§ **Texto de lectura**
----------

En la otra cosa en la que pensé mucho fue en la relación con el entorno del espacio mismo de la Bienal. Habia un par de obras afuera, interesante ver la pista de skate de Koo Jong A y la perfo de Naufus Ramirez Figueroa, pero faltaba algo. La temática demandaba que el dialogo con el parque fuera central y lejos estaba de serlo. La falta de foco en esa relación entre la Bienal y el parque Ibirapuera, (el contacto mas cercano e inmediato con la naturaleza urbana paulista) era una paradoja.
Mientras pensaba en esto comprendí la obra de Eduardo Navarro. Cuando la vi por primera vez dude. Un corno metálico gigante, tipo megáfono, con un tubo largo que salía por el vidrio del pabellón hasta una palmera del parque.
-Pucha, no se escucha nada-, pensé, mientras hacia malabares para poner mi cabeza a la altura del tubo. 
Después de un rato pude oir con dificultad el trino tímido de un pajarito en su nido.
Intercambios largos de sensaciones con los amigos, en especial con Ale y Jorge, hasta que días después cayó el fichón. Poco importaba la eficacia del aparato en cuestión. -Es la metáfora! Estúpida!-.

----------

§ **Registros de datos**
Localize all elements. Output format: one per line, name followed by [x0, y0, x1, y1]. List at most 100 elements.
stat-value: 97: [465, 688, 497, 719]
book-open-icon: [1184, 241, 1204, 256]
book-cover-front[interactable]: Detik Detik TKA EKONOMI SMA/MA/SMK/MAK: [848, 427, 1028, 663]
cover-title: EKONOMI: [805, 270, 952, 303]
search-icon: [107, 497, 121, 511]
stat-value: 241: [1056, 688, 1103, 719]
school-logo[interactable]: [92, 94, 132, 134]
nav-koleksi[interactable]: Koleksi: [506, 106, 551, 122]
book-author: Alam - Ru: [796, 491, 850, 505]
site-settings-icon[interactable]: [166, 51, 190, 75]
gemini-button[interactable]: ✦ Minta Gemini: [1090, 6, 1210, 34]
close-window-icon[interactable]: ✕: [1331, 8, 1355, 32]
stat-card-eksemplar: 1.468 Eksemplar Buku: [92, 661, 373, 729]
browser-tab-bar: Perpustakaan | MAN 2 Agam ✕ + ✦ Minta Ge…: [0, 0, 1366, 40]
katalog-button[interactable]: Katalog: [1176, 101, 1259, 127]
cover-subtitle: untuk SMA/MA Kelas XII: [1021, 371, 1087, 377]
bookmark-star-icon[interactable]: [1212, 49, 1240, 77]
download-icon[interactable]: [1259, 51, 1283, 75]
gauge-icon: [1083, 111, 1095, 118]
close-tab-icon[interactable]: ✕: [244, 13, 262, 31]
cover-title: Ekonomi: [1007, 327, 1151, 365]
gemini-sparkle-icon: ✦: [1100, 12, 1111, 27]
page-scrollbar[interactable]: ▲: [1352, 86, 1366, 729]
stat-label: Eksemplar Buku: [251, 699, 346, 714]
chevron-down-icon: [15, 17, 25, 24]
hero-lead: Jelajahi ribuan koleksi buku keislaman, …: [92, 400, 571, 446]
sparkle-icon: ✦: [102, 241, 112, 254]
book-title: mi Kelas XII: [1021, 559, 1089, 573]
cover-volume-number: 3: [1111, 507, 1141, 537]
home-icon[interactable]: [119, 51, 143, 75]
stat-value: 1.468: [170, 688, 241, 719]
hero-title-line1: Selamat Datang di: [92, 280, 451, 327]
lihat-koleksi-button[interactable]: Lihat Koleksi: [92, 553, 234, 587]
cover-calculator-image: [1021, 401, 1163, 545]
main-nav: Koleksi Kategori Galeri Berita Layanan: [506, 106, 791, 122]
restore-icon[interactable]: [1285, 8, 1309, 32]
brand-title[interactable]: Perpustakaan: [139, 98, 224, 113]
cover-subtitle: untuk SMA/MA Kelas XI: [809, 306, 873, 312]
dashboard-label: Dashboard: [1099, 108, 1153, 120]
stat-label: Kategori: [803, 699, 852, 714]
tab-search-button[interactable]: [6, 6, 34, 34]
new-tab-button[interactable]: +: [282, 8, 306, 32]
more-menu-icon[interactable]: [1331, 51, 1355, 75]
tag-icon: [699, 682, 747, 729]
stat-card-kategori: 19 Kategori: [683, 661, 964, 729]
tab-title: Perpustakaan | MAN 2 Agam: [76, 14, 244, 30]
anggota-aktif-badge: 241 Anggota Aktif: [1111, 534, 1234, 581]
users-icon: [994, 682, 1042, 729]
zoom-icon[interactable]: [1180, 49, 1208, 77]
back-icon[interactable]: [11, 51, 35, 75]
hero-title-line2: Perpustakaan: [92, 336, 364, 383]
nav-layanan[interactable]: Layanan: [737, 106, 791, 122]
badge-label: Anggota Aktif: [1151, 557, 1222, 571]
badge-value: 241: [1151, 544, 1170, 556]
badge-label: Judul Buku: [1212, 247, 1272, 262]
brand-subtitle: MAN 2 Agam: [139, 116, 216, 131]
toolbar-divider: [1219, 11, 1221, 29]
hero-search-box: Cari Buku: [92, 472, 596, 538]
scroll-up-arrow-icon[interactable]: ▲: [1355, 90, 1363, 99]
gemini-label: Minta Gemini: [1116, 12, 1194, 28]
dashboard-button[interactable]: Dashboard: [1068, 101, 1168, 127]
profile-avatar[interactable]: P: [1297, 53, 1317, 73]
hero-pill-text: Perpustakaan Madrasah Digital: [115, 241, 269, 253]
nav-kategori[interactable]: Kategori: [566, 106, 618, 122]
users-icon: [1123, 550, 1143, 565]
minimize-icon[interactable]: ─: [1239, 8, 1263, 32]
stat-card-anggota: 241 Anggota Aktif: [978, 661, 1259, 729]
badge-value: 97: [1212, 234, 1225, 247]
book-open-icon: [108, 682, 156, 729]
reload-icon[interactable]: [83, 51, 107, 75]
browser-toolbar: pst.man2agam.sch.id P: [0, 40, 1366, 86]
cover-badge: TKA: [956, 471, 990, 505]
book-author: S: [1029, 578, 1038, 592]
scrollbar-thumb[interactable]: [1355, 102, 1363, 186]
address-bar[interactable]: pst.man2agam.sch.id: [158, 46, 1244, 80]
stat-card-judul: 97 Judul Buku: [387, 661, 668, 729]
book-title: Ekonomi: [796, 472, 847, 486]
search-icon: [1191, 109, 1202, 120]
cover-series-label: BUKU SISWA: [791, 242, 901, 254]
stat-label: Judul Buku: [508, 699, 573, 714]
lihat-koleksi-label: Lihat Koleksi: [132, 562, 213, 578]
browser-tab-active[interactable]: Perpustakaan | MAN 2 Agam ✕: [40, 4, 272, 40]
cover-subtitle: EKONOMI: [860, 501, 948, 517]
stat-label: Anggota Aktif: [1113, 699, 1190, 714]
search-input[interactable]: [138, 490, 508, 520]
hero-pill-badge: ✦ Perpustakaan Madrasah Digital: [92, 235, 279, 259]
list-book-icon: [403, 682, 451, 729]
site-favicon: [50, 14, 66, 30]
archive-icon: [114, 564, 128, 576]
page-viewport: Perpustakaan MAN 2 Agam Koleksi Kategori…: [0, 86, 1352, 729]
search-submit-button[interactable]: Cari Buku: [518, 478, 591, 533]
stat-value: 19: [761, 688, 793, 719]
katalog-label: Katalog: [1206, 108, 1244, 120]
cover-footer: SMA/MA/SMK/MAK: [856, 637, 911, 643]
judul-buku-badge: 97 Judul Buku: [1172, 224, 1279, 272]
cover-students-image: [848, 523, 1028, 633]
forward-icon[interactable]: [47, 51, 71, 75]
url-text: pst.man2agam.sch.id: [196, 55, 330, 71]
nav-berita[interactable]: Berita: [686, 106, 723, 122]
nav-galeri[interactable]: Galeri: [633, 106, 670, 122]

----------

§ **Tu objetivo**
Por favor, reescribe el pasaje del texto sobre la Bienal que comienza en "Después de un" y termina en "la metáfora! Estúpida!-.", y sustituye "pajarito" por "pájaro".

§ **Respuesta escrita**
Después de un rato pude oir con dificultad el trino tímido de un pájaro en su nido.
Intercambios largos de sensaciones con los amigos, en especial con Ale y Jorge, hasta que días después cayó el fichón. Poco importaba la eficacia del aparato en cuestión. -Es la metáfora! Estúpida!-.